- Aim -
Of all the lines in the material, how many include the word "structure"? Give only the number.

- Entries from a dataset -
....
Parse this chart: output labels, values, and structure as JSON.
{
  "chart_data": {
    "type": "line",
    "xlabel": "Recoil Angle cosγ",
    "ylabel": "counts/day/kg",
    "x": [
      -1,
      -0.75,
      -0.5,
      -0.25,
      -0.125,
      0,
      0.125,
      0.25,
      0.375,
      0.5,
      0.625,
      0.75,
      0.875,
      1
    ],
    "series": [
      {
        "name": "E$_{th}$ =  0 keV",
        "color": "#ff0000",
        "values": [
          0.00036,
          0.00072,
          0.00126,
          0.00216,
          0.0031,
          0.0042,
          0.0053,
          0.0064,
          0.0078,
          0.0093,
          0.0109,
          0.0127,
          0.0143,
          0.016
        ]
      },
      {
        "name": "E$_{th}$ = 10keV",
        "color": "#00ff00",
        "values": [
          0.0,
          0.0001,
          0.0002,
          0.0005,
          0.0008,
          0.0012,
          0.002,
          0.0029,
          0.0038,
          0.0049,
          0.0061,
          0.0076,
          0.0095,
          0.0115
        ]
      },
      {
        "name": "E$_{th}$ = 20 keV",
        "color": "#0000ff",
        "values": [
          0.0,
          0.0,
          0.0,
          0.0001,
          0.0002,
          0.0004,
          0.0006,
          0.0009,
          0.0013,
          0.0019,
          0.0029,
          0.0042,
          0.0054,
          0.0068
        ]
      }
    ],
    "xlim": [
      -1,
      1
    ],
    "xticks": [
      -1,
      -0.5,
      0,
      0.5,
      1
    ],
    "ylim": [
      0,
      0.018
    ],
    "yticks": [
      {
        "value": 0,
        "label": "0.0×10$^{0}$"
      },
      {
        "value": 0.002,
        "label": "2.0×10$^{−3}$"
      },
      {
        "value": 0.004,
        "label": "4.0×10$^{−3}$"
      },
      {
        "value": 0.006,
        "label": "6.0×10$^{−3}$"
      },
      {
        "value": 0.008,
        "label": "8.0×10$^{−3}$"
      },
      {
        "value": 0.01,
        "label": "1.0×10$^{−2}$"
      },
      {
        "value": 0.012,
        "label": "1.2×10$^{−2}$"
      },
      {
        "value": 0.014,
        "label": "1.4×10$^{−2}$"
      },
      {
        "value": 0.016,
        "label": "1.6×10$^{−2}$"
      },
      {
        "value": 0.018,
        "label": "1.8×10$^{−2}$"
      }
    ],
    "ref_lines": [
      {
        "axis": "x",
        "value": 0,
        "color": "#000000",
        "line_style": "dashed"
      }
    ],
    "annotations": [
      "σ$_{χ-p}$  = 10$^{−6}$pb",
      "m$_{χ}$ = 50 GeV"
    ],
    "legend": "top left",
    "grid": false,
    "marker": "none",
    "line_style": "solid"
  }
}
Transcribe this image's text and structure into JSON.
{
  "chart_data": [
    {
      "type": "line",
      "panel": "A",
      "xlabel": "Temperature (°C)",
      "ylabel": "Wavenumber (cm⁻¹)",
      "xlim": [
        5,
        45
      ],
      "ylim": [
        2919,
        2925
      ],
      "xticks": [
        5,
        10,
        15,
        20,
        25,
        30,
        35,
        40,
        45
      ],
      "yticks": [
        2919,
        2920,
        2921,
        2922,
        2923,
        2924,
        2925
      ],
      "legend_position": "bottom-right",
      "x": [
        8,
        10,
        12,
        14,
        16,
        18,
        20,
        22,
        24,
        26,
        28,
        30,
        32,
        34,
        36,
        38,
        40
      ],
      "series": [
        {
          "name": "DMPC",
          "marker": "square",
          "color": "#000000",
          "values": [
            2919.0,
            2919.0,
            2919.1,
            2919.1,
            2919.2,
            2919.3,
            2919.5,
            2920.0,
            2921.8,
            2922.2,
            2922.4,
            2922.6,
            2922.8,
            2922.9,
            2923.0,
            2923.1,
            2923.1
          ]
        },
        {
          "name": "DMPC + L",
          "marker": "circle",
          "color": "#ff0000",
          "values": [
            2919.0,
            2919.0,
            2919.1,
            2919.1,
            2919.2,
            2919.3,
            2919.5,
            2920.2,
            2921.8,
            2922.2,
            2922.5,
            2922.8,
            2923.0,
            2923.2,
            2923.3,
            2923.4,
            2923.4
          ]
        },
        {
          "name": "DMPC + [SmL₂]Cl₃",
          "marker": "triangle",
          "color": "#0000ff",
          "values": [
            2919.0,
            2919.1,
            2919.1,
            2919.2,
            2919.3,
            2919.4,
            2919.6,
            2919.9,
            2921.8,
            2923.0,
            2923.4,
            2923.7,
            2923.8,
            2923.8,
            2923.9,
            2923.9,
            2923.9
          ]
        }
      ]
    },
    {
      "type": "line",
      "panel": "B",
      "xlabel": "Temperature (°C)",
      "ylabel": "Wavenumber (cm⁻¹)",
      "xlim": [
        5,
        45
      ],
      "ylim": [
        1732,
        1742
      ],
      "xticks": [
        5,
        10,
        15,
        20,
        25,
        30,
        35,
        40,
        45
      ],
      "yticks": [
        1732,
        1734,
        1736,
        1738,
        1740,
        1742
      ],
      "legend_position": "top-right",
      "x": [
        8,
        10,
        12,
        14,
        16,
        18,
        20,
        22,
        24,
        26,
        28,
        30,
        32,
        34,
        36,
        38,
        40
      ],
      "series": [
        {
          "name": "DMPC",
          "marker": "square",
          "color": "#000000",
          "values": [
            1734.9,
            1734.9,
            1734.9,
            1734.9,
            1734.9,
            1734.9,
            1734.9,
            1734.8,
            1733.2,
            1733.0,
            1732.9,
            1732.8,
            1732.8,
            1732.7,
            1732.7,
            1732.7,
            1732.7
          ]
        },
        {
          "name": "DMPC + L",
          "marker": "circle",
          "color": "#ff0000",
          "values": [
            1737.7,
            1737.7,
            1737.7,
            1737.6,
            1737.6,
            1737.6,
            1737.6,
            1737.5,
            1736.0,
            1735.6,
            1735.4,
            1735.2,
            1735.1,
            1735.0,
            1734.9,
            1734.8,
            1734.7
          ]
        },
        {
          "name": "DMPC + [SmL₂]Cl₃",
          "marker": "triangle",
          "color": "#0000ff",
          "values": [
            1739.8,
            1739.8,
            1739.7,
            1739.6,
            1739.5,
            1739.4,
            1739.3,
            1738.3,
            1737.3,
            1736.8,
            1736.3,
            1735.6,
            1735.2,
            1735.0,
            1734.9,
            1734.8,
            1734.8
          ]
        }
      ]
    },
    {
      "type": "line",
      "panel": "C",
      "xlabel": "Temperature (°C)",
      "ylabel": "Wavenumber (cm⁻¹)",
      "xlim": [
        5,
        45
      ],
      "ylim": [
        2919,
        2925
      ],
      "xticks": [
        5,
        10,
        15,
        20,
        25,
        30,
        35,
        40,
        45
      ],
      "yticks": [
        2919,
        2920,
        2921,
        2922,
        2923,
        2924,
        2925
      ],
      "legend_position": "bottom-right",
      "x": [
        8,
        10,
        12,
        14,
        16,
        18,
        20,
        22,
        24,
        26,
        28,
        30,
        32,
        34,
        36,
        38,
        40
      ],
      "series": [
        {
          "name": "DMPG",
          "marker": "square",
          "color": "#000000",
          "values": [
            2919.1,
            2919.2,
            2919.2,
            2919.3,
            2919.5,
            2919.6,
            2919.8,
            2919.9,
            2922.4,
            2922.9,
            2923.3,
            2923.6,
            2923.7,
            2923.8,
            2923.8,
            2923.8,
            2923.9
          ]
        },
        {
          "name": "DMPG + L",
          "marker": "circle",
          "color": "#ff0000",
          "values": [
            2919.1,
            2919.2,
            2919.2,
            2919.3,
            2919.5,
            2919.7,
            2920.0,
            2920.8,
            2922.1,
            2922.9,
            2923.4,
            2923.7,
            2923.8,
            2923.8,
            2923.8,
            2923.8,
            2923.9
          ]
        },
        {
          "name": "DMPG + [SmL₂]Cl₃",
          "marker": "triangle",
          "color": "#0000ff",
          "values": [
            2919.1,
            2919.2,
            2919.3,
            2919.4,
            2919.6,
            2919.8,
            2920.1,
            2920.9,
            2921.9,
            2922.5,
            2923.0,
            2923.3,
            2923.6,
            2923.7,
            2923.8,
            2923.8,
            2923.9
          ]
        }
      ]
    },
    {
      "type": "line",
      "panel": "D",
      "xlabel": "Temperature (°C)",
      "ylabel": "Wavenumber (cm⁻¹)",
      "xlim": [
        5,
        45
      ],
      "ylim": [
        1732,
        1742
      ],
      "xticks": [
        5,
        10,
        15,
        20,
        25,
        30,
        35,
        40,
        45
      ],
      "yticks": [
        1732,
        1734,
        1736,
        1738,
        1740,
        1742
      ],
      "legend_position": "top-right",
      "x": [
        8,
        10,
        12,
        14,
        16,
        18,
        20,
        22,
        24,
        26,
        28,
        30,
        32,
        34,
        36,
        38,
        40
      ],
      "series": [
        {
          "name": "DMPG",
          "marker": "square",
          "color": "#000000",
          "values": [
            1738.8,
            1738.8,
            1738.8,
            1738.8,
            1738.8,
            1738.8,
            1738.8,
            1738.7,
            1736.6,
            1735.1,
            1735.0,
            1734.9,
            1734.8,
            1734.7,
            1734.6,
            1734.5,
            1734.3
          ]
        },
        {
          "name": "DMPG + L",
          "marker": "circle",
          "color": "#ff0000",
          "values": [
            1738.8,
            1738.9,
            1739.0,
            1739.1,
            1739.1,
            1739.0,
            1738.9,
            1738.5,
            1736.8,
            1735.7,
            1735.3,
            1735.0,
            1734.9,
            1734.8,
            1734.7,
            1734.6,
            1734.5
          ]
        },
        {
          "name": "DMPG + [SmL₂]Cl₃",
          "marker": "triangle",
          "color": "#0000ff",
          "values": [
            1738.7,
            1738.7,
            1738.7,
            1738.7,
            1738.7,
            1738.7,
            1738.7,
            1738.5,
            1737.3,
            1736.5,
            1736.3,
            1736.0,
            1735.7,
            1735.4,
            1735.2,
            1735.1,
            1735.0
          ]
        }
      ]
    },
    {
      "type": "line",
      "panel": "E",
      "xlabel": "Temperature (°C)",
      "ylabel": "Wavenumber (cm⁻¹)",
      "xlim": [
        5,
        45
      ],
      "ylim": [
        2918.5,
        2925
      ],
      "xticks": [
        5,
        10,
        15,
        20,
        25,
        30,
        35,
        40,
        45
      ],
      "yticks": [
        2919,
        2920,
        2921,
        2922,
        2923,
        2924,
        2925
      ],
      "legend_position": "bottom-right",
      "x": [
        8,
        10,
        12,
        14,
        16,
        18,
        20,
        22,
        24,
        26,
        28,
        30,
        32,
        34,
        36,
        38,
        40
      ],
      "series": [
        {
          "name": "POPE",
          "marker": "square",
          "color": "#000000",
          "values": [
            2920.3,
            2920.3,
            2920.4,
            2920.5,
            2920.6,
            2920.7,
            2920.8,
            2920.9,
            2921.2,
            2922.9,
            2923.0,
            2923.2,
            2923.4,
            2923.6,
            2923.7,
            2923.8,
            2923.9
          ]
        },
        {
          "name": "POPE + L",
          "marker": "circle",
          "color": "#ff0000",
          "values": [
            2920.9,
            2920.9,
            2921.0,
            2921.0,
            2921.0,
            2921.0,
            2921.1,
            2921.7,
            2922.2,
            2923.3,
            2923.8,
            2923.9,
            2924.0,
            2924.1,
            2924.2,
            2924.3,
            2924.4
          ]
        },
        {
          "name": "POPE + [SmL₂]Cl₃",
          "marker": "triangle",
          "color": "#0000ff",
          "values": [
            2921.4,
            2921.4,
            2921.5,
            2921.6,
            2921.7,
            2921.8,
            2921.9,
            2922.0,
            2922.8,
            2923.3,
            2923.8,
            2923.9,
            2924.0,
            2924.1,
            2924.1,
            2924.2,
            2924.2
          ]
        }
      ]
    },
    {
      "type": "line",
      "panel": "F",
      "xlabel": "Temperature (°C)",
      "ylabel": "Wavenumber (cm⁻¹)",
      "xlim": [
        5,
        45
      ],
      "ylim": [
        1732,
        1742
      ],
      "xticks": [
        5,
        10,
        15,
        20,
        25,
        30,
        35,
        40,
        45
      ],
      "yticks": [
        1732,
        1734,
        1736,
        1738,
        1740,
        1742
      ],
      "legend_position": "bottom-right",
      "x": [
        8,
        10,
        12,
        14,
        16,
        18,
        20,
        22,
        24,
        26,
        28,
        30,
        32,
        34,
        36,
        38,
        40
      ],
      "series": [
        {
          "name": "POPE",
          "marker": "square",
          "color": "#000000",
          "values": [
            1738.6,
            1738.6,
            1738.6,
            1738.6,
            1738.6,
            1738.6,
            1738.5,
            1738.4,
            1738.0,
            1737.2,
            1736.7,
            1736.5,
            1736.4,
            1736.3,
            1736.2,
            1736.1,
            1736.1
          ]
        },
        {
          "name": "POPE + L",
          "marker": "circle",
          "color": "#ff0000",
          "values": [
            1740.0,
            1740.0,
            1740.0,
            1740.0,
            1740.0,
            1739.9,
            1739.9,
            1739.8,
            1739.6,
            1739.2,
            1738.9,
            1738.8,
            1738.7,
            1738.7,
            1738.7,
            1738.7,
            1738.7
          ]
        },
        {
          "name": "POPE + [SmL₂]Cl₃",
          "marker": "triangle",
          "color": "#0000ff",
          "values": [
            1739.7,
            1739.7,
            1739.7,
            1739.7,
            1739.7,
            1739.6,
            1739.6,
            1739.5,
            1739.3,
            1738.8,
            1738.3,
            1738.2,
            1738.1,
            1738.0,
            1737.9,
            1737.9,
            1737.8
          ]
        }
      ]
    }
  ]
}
....
- Result below -
2